## start

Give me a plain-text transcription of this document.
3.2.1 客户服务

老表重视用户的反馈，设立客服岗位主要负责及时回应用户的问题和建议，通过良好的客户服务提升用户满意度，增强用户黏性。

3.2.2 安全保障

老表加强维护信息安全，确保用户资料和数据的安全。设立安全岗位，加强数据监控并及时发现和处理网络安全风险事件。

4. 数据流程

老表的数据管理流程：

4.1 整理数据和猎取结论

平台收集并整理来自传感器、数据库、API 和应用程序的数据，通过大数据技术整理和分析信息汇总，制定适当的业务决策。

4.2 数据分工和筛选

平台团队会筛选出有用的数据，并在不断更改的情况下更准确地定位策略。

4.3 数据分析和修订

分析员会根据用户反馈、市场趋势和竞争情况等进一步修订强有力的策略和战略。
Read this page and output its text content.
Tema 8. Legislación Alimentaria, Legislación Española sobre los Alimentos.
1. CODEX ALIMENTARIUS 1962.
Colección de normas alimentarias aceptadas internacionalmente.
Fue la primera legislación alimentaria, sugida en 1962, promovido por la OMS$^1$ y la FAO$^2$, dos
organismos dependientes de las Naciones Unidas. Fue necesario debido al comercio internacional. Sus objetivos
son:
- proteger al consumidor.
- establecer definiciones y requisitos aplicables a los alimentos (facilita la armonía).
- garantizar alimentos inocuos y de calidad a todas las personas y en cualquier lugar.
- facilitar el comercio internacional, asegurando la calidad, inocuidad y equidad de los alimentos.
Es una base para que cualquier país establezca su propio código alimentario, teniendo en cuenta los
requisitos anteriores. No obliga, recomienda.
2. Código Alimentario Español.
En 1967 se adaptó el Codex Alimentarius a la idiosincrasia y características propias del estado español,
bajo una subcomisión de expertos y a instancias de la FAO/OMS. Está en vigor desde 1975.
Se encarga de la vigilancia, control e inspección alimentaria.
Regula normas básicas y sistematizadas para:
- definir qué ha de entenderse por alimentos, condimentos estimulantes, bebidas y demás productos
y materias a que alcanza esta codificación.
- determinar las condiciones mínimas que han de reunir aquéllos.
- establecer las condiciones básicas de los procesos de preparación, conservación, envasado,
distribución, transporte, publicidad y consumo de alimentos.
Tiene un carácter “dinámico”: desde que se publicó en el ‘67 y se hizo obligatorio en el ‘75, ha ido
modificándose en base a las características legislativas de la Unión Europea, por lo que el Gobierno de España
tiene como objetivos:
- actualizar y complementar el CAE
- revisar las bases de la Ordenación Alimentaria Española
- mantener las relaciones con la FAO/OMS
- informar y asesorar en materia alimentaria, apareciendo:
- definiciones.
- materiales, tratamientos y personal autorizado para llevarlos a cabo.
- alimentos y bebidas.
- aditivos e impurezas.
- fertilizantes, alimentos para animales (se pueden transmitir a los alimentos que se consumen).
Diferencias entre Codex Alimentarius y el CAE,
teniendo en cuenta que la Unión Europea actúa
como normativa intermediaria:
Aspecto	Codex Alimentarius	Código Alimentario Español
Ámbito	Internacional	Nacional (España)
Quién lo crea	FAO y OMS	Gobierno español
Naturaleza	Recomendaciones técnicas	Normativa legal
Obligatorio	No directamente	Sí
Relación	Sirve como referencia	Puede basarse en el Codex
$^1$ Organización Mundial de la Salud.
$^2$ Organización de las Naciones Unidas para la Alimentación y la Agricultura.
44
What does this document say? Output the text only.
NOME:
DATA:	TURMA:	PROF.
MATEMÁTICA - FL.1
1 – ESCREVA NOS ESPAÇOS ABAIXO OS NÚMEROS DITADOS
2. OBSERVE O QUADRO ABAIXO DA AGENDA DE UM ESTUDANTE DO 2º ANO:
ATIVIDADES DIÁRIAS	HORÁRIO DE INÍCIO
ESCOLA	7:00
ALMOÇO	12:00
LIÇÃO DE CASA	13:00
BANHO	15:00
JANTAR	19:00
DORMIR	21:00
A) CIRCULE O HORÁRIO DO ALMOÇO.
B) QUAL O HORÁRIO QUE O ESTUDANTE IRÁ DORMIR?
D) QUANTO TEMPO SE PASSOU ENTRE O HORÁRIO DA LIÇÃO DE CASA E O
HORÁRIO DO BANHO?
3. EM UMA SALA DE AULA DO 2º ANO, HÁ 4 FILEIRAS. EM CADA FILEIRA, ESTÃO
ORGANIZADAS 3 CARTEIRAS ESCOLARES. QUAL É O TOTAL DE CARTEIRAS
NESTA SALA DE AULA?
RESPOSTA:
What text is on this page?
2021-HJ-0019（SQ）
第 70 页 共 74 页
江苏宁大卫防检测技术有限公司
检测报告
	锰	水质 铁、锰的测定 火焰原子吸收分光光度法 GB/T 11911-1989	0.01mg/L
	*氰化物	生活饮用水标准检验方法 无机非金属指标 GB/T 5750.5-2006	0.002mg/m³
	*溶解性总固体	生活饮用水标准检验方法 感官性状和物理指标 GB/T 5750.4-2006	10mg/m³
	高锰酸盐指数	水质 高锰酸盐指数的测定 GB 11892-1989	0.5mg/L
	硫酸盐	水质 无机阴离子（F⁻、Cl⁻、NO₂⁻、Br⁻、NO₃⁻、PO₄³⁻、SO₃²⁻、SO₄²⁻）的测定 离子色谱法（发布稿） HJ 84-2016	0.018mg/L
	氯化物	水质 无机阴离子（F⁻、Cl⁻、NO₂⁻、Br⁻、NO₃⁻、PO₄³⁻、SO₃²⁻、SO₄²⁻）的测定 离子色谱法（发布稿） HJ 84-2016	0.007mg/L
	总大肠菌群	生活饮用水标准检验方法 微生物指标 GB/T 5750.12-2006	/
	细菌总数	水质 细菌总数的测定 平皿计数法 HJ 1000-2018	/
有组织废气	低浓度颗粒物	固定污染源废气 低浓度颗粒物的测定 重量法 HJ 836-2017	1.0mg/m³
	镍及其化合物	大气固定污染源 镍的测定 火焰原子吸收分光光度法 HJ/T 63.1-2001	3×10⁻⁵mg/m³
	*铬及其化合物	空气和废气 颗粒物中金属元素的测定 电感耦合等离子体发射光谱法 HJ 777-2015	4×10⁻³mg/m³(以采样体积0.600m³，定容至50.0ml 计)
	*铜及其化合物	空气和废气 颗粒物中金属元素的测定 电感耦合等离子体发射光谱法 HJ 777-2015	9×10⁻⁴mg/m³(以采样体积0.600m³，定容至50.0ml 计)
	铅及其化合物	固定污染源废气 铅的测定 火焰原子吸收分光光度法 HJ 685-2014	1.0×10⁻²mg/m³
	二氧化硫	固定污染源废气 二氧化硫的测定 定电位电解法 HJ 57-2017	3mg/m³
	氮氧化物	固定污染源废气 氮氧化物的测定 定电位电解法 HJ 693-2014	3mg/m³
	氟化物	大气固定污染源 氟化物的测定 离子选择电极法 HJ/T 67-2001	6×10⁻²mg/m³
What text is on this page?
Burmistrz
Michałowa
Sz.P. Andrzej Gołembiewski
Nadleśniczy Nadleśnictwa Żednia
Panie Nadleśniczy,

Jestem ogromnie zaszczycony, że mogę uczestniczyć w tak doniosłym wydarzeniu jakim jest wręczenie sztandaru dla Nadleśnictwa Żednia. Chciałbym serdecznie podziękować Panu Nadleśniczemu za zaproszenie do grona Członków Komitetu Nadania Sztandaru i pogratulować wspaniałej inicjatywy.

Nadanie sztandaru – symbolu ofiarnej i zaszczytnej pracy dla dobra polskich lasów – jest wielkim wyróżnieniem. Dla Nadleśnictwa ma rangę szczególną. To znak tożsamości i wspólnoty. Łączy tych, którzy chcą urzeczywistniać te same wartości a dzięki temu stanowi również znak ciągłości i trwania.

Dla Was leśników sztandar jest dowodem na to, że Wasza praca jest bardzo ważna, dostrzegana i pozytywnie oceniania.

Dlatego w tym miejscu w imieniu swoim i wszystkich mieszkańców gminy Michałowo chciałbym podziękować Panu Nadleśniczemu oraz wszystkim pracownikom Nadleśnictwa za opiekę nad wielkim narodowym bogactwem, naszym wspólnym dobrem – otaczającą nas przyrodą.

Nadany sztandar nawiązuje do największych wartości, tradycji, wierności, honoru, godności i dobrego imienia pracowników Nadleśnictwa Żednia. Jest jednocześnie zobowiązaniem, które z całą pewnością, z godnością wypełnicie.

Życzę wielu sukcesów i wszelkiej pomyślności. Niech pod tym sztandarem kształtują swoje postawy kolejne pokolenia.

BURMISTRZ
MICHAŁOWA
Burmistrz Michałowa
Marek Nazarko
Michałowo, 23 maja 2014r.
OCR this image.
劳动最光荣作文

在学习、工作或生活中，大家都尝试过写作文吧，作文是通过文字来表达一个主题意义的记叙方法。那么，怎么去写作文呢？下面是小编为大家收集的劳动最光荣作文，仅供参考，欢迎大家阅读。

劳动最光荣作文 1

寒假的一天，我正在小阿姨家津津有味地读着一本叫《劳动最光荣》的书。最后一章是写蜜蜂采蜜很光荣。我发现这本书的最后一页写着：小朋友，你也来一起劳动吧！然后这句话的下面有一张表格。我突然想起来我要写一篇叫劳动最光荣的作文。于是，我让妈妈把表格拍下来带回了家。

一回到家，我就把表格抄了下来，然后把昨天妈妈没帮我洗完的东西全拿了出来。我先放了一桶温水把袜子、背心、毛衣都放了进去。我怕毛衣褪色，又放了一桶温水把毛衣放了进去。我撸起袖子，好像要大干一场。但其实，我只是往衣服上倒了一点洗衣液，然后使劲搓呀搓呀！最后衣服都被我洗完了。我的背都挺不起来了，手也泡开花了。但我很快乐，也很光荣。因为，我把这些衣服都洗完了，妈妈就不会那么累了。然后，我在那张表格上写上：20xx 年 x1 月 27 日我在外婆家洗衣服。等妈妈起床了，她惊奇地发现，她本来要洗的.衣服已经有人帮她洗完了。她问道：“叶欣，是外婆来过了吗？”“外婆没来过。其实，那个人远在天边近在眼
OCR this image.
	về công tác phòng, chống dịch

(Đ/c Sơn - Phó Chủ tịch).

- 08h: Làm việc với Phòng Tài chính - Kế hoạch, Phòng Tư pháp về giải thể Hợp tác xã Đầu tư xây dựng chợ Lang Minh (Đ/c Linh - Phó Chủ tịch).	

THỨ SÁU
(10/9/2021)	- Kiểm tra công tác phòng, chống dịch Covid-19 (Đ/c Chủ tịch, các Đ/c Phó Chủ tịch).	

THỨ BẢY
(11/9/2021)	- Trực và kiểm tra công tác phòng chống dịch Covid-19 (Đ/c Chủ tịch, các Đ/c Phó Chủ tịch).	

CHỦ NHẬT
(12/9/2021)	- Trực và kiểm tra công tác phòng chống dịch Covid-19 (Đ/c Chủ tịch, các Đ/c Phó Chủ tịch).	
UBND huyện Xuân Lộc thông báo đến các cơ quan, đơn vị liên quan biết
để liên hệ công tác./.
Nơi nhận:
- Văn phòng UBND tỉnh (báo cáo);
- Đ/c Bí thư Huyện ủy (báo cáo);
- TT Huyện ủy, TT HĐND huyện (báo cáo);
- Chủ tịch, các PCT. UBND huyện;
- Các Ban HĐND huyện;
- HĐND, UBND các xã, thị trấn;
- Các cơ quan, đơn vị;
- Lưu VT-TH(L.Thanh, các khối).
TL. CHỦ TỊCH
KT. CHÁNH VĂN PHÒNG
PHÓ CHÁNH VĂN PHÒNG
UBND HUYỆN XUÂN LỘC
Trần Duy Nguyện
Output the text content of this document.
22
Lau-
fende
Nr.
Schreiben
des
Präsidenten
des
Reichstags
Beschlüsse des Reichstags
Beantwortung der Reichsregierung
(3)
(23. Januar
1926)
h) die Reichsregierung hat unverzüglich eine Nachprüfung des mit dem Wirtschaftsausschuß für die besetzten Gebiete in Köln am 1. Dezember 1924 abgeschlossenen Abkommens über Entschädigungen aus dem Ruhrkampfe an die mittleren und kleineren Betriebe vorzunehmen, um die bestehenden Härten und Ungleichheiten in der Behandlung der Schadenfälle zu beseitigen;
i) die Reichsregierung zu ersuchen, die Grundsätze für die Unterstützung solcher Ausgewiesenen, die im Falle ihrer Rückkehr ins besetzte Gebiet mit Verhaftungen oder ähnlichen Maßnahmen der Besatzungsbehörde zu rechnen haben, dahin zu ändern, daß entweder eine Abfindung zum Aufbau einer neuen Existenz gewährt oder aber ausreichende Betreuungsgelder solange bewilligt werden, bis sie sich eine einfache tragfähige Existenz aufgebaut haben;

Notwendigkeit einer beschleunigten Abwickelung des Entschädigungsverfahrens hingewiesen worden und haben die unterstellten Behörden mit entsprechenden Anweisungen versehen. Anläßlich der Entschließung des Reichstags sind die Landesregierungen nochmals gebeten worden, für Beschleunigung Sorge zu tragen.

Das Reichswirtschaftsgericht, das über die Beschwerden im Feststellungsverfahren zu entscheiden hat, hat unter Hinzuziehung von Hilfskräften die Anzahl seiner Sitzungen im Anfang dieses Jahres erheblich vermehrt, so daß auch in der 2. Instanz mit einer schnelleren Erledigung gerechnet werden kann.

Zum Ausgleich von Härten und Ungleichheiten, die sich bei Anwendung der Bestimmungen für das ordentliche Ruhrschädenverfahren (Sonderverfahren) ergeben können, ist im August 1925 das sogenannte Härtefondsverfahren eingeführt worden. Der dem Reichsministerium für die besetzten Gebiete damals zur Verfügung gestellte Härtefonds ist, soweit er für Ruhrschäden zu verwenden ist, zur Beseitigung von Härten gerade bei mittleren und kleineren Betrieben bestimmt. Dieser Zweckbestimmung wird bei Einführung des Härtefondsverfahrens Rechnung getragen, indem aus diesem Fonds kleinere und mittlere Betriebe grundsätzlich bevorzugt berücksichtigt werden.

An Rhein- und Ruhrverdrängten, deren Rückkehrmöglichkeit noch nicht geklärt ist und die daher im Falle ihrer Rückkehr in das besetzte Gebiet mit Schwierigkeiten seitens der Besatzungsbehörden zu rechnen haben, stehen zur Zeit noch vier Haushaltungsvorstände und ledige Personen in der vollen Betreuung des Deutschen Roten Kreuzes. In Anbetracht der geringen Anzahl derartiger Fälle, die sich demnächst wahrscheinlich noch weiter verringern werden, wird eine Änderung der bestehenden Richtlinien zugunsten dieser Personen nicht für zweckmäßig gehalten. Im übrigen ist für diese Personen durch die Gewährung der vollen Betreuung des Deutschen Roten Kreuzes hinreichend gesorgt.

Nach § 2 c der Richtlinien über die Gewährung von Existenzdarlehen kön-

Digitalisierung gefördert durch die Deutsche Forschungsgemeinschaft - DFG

## end

● Exercise requirements
Leave out every line without the string "document" and copy the rest.

● Worked solution
Give me a plain-text transcription of this document.
What does this document say? Output the text only.
Output the text content of this document.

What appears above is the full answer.